(WHAT IS REQUIRED): Would you transcribe all of the data exactly, down to the last character?

[Dataset items]
-=-=-
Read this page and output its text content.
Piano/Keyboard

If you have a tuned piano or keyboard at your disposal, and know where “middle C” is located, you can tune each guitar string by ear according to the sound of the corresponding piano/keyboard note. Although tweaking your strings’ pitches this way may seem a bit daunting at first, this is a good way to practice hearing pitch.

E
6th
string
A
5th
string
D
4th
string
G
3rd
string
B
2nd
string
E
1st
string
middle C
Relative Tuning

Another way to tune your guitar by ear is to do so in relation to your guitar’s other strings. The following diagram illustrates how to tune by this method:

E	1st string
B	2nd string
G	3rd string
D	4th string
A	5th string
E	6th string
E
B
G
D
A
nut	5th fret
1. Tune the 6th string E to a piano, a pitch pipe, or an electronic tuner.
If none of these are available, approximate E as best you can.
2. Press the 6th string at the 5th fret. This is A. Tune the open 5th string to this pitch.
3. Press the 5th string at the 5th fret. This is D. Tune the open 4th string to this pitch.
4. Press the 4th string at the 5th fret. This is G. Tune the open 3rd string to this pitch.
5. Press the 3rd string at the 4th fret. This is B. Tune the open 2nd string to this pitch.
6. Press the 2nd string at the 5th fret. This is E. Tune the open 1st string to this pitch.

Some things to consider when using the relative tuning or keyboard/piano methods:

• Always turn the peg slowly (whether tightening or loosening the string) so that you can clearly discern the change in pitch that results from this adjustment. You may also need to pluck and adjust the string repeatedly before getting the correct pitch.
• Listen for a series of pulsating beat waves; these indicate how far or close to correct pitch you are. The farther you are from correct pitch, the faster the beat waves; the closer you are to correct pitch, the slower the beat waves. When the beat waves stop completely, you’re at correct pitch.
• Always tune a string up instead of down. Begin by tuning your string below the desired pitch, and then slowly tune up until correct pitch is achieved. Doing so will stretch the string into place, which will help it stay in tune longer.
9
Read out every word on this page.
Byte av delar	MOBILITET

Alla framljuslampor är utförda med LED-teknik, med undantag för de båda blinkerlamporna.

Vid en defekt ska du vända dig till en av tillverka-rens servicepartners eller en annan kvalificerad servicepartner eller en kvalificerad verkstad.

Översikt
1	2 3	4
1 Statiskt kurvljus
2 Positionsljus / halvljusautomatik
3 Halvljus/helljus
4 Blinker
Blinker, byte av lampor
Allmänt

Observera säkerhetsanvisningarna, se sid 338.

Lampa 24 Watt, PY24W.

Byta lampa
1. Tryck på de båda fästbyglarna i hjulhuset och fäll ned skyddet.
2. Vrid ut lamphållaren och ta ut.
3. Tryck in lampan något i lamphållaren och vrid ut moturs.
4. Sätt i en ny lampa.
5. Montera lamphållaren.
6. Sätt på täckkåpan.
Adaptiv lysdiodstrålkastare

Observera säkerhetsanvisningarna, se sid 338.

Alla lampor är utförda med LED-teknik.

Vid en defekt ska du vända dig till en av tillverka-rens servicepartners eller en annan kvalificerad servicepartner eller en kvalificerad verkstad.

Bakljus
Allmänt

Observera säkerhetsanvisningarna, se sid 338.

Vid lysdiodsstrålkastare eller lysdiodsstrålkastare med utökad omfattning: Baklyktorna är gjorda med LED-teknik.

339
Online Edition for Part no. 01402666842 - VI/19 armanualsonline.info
-=-=-
(SOLUTION FOR THIS TASK):
Read this page and output its text content.
Piano/Keyboard

If you have a tuned piano or keyboard at your disposal, and know where “middle C” is located, you can tune each guitar string by ear according to the sound of the corresponding piano/keyboard note. Although tweaking your strings’ pitches this way may seem a bit daunting at first, this is a good way to practice hearing pitch.

E
6th
string
A
5th
string
D
4th
string
G
3rd
string
B
2nd
string
E
1st
string
middle C
Relative Tuning

Another way to tune your guitar by ear is to do so in relation to your guitar’s other strings. The following diagram illustrates how to tune by this method:

E	1st string
B	2nd string
G	3rd string
D	4th string
A	5th string
E	6th string
E
B
G
D
A
nut	5th fret
1. Tune the 6th string E to a piano, a pitch pipe, or an electronic tuner.
If none of these are available, approximate E as best you can.
2. Press the 6th string at the 5th fret. This is A. Tune the open 5th string to this pitch.
3. Press the 5th string at the 5th fret. This is D. Tune the open 4th string to this pitch.
4. Press the 4th string at the 5th fret. This is G. Tune the open 3rd string to this pitch.
5. Press the 3rd string at the 4th fret. This is B. Tune the open 2nd string to this pitch.
6. Press the 2nd string at the 5th fret. This is E. Tune the open 1st string to this pitch.

Some things to consider when using the relative tuning or keyboard/piano methods:

• Always turn the peg slowly (whether tightening or loosening the string) so that you can clearly discern the change in pitch that results from this adjustment. You may also need to pluck and adjust the string repeatedly before getting the correct pitch.
• Listen for a series of pulsating beat waves; these indicate how far or close to correct pitch you are. The farther you are from correct pitch, the faster the beat waves; the closer you are to correct pitch, the slower the beat waves. When the beat waves stop completely, you’re at correct pitch.
• Always tune a string up instead of down. Begin by tuning your string below the desired pitch, and then slowly tune up until correct pitch is achieved. Doing so will stretch the string into place, which will help it stay in tune longer.
9
Read out every word on this page.
Byte av delar	MOBILITET

Alla framljuslampor är utförda med LED-teknik, med undantag för de båda blinkerlamporna.

Vid en defekt ska du vända dig till en av tillverka-rens servicepartners eller en annan kvalificerad servicepartner eller en kvalificerad verkstad.

Översikt
1	2 3	4
1 Statiskt kurvljus
2 Positionsljus / halvljusautomatik
3 Halvljus/helljus
4 Blinker
Blinker, byte av lampor
Allmänt

Observera säkerhetsanvisningarna, se sid 338.

Lampa 24 Watt, PY24W.

Byta lampa
1. Tryck på de båda fästbyglarna i hjulhuset och fäll ned skyddet.
2. Vrid ut lamphållaren och ta ut.
3. Tryck in lampan något i lamphållaren och vrid ut moturs.
4. Sätt i en ny lampa.
5. Montera lamphållaren.
6. Sätt på täckkåpan.
Adaptiv lysdiodstrålkastare

Observera säkerhetsanvisningarna, se sid 338.

Alla lampor är utförda med LED-teknik.

Vid en defekt ska du vända dig till en av tillverka-rens servicepartners eller en annan kvalificerad servicepartner eller en kvalificerad verkstad.

Bakljus
Allmänt

Observera säkerhetsanvisningarna, se sid 338.

Vid lysdiodsstrålkastare eller lysdiodsstrålkastare med utökad omfattning: Baklyktorna är gjorda med LED-teknik.

339
Online Edition for Part no. 01402666842 - VI/19 armanualsonline.info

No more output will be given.